Each entry that follows must be output without any deviation.

Data excerpts ->
━━━━

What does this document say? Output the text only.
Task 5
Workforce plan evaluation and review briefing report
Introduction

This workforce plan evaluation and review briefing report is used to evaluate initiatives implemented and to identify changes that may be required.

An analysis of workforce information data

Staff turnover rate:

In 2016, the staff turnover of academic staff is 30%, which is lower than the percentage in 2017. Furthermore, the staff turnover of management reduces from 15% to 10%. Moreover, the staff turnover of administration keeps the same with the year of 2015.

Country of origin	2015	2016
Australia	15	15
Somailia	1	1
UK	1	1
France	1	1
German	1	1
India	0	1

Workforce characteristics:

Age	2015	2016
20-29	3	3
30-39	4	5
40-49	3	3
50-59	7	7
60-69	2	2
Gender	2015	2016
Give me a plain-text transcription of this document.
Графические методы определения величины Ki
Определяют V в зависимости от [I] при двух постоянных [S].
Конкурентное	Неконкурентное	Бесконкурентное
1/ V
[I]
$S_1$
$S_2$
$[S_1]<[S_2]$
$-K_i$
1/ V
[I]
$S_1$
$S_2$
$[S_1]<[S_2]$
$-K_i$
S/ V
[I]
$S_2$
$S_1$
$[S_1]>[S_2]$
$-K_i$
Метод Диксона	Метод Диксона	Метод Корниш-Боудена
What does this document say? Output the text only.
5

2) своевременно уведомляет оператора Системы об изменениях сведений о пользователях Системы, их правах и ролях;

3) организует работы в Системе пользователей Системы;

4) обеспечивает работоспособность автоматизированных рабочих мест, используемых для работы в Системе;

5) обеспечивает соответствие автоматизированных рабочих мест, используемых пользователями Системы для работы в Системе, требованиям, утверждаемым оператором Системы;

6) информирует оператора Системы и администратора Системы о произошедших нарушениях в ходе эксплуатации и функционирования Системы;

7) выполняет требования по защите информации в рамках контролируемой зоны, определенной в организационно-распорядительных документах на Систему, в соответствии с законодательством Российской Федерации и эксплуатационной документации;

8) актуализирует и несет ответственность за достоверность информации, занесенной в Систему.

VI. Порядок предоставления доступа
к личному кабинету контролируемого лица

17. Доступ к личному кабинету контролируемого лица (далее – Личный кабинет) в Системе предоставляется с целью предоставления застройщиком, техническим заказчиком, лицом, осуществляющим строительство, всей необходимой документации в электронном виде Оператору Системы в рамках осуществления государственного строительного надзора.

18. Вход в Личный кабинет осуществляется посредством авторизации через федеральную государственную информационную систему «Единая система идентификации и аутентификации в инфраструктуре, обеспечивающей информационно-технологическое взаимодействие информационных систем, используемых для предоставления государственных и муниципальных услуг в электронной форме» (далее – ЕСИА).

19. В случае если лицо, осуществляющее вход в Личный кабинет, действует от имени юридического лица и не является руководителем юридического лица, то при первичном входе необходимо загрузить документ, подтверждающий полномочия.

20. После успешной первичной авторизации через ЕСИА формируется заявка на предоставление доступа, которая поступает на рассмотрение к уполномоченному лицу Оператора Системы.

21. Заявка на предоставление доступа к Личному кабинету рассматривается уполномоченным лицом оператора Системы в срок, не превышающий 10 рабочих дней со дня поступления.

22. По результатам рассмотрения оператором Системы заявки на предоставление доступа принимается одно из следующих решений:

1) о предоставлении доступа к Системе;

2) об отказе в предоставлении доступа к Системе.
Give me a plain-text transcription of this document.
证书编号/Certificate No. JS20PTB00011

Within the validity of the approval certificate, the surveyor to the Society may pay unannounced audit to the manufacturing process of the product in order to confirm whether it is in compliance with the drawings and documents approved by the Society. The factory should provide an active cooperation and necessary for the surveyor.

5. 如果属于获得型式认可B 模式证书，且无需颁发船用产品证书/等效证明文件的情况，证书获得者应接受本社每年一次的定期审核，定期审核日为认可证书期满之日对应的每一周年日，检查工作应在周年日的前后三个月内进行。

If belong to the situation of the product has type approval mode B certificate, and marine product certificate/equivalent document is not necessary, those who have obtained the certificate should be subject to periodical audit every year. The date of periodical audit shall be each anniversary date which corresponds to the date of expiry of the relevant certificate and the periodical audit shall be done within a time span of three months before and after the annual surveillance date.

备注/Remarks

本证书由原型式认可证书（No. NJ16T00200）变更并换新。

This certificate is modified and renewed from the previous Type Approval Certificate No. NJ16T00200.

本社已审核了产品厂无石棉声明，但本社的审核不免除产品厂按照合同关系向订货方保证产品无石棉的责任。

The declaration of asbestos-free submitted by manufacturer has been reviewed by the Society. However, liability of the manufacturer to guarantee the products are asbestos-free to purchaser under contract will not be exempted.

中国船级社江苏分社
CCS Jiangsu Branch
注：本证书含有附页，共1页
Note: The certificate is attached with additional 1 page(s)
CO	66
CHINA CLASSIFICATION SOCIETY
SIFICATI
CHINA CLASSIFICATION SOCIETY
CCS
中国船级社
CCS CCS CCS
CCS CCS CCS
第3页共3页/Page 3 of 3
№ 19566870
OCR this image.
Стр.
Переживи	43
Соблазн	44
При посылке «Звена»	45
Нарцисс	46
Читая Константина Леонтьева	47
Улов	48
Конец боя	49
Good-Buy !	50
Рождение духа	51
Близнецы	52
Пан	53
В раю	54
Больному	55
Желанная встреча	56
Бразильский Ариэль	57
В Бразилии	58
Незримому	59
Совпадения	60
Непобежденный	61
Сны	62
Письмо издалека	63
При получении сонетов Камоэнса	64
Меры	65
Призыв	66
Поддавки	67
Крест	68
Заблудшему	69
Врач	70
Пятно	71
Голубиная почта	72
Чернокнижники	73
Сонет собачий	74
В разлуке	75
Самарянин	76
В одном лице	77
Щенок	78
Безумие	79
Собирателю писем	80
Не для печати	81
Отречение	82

━━━━

Response for this exercise ->
What does this document say? Output the text only.
Task 5
Workforce plan evaluation and review briefing report
Introduction

This workforce plan evaluation and review briefing report is used to evaluate initiatives implemented and to identify changes that may be required.

An analysis of workforce information data

Staff turnover rate:

In 2016, the staff turnover of academic staff is 30%, which is lower than the percentage in 2017. Furthermore, the staff turnover of management reduces from 15% to 10%. Moreover, the staff turnover of administration keeps the same with the year of 2015.

Country of origin	2015	2016
Australia	15	15
Somailia	1	1
UK	1	1
France	1	1
German	1	1
India	0	1

Workforce characteristics:

Age	2015	2016
20-29	3	3
30-39	4	5
40-49	3	3
50-59	7	7
60-69	2	2
Gender	2015	2016
Give me a plain-text transcription of this document.
Графические методы определения величины Ki
Определяют V в зависимости от [I] при двух постоянных [S].
Конкурентное	Неконкурентное	Бесконкурентное
1/ V
[I]
$S_1$
$S_2$
$[S_1]<[S_2]$
$-K_i$
1/ V
[I]
$S_1$
$S_2$
$[S_1]<[S_2]$
$-K_i$
S/ V
[I]
$S_2$
$S_1$
$[S_1]>[S_2]$
$-K_i$
Метод Диксона	Метод Диксона	Метод Корниш-Боудена
What does this document say? Output the text only.
5

2) своевременно уведомляет оператора Системы об изменениях сведений о пользователях Системы, их правах и ролях;

3) организует работы в Системе пользователей Системы;

4) обеспечивает работоспособность автоматизированных рабочих мест, используемых для работы в Системе;

5) обеспечивает соответствие автоматизированных рабочих мест, используемых пользователями Системы для работы в Системе, требованиям, утверждаемым оператором Системы;

6) информирует оператора Системы и администратора Системы о произошедших нарушениях в ходе эксплуатации и функционирования Системы;

7) выполняет требования по защите информации в рамках контролируемой зоны, определенной в организационно-распорядительных документах на Систему, в соответствии с законодательством Российской Федерации и эксплуатационной документации;

8) актуализирует и несет ответственность за достоверность информации, занесенной в Систему.

VI. Порядок предоставления доступа
к личному кабинету контролируемого лица

17. Доступ к личному кабинету контролируемого лица (далее – Личный кабинет) в Системе предоставляется с целью предоставления застройщиком, техническим заказчиком, лицом, осуществляющим строительство, всей необходимой документации в электронном виде Оператору Системы в рамках осуществления государственного строительного надзора.

18. Вход в Личный кабинет осуществляется посредством авторизации через федеральную государственную информационную систему «Единая система идентификации и аутентификации в инфраструктуре, обеспечивающей информационно-технологическое взаимодействие информационных систем, используемых для предоставления государственных и муниципальных услуг в электронной форме» (далее – ЕСИА).

19. В случае если лицо, осуществляющее вход в Личный кабинет, действует от имени юридического лица и не является руководителем юридического лица, то при первичном входе необходимо загрузить документ, подтверждающий полномочия.

20. После успешной первичной авторизации через ЕСИА формируется заявка на предоставление доступа, которая поступает на рассмотрение к уполномоченному лицу Оператора Системы.

21. Заявка на предоставление доступа к Личному кабинету рассматривается уполномоченным лицом оператора Системы в срок, не превышающий 10 рабочих дней со дня поступления.

22. По результатам рассмотрения оператором Системы заявки на предоставление доступа принимается одно из следующих решений:

1) о предоставлении доступа к Системе;

2) об отказе в предоставлении доступа к Системе.
Give me a plain-text transcription of this document.
证书编号/Certificate No. JS20PTB00011

Within the validity of the approval certificate, the surveyor to the Society may pay unannounced audit to the manufacturing process of the product in order to confirm whether it is in compliance with the drawings and documents approved by the Society. The factory should provide an active cooperation and necessary for the surveyor.

5. 如果属于获得型式认可B 模式证书，且无需颁发船用产品证书/等效证明文件的情况，证书获得者应接受本社每年一次的定期审核，定期审核日为认可证书期满之日对应的每一周年日，检查工作应在周年日的前后三个月内进行。

If belong to the situation of the product has type approval mode B certificate, and marine product certificate/equivalent document is not necessary, those who have obtained the certificate should be subject to periodical audit every year. The date of periodical audit shall be each anniversary date which corresponds to the date of expiry of the relevant certificate and the periodical audit shall be done within a time span of three months before and after the annual surveillance date.

备注/Remarks

本证书由原型式认可证书（No. NJ16T00200）变更并换新。

This certificate is modified and renewed from the previous Type Approval Certificate No. NJ16T00200.

本社已审核了产品厂无石棉声明，但本社的审核不免除产品厂按照合同关系向订货方保证产品无石棉的责任。

The declaration of asbestos-free submitted by manufacturer has been reviewed by the Society. However, liability of the manufacturer to guarantee the products are asbestos-free to purchaser under contract will not be exempted.

中国船级社江苏分社
CCS Jiangsu Branch
注：本证书含有附页，共1页
Note: The certificate is attached with additional 1 page(s)
CO	66
CHINA CLASSIFICATION SOCIETY
SIFICATI
CHINA CLASSIFICATION SOCIETY
CCS
中国船级社
CCS CCS CCS
CCS CCS CCS
第3页共3页/Page 3 of 3
№ 19566870
OCR this image.
Стр.
Переживи	43
Соблазн	44
При посылке «Звена»	45
Нарцисс	46
Читая Константина Леонтьева	47
Улов	48
Конец боя	49
Good-Buy !	50
Рождение духа	51
Близнецы	52
Пан	53
В раю	54
Больному	55
Желанная встреча	56
Бразильский Ариэль	57
В Бразилии	58
Незримому	59
Совпадения	60
Непобежденный	61
Сны	62
Письмо издалека	63
При получении сонетов Камоэнса	64
Меры	65
Призыв	66
Поддавки	67
Крест	68
Заблудшему	69
Врач	70
Пятно	71
Голубиная почта	72
Чернокнижники	73
Сонет собачий	74
В разлуке	75
Самарянин	76
В одном лице	77
Щенок	78
Безумие	79
Собирателю писем	80
Не для печати	81
Отречение	82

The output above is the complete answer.